:: Dataset entries ::

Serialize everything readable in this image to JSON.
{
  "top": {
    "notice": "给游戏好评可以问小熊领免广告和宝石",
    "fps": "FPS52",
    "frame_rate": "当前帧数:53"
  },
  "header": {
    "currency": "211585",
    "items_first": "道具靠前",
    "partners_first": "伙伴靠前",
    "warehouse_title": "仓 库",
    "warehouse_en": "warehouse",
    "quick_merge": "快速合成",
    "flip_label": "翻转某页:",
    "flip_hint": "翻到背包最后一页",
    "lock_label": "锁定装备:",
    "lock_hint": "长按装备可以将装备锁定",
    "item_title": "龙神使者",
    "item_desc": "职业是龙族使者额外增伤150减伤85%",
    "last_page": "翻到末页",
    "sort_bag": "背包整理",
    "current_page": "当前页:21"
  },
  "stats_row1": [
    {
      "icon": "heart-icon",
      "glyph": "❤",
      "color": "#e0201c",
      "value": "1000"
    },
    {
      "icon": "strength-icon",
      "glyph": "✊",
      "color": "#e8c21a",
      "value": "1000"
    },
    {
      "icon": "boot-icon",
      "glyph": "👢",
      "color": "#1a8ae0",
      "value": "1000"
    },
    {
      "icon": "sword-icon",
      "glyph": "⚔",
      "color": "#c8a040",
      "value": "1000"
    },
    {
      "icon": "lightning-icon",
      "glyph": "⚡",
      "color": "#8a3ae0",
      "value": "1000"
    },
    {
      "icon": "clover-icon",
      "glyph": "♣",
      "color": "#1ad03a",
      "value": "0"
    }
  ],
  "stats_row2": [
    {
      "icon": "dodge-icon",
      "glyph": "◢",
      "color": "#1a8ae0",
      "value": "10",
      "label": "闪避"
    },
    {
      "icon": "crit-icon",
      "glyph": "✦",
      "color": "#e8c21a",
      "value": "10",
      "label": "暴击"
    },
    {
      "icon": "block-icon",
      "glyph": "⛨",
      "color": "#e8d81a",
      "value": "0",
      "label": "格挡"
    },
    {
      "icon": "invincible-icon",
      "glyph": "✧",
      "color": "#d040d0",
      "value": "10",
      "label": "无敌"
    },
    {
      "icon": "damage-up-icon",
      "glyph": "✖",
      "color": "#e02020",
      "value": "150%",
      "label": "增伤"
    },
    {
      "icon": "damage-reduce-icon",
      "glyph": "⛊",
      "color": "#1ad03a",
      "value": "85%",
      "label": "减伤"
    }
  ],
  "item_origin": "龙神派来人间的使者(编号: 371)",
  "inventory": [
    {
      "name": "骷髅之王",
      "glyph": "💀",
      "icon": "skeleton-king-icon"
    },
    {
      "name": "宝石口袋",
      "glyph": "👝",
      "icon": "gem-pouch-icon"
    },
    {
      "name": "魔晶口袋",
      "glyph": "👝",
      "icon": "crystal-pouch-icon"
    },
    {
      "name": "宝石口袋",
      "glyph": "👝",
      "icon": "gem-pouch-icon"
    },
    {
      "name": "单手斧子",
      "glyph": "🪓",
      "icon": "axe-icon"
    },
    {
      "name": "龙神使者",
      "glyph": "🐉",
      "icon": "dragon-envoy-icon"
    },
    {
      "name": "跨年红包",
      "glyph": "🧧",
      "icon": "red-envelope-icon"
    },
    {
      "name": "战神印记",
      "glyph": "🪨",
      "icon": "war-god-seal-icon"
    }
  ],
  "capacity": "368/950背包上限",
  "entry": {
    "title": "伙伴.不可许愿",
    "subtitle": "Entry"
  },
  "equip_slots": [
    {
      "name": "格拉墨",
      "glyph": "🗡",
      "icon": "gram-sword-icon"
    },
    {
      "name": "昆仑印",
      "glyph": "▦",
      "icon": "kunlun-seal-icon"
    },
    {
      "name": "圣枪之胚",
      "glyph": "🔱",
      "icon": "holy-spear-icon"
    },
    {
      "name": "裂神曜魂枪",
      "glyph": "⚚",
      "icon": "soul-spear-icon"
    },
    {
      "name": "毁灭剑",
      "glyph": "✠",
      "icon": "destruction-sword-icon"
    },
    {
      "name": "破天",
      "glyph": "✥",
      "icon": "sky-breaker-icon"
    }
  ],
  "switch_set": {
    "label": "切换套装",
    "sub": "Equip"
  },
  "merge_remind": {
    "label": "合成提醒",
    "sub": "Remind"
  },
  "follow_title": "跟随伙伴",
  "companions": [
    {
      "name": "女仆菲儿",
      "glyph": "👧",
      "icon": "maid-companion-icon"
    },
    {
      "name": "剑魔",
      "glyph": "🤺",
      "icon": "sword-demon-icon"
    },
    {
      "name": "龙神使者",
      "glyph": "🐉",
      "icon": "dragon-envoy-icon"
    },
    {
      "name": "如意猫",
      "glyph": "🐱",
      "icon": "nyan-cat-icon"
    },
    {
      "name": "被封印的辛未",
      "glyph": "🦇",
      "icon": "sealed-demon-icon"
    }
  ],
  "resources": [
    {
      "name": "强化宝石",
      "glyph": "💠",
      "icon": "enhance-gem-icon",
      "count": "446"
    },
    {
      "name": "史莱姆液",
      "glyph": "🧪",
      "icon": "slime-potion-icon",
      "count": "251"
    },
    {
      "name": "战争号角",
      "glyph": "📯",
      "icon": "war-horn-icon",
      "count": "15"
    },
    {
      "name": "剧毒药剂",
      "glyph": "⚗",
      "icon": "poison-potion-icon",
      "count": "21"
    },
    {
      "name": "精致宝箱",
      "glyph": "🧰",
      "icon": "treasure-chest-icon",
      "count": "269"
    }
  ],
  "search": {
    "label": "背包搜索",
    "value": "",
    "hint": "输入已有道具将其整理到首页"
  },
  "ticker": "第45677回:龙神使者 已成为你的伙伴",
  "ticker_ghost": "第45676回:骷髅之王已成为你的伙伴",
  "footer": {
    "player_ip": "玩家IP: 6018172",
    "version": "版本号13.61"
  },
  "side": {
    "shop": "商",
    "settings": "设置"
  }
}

:::

### [Work required]
Find and copy each line above that includes the string "color".

### [Response to this task]
      "color": "#e0201c",
      "color": "#e8c21a",
      "color": "#1a8ae0",
      "color": "#c8a040",
      "color": "#8a3ae0",
      "color": "#1ad03a",
      "color": "#1a8ae0",
      "color": "#e8c21a",
      "color": "#e8d81a",
      "color": "#d040d0",
      "color": "#e02020",
      "color": "#1ad03a",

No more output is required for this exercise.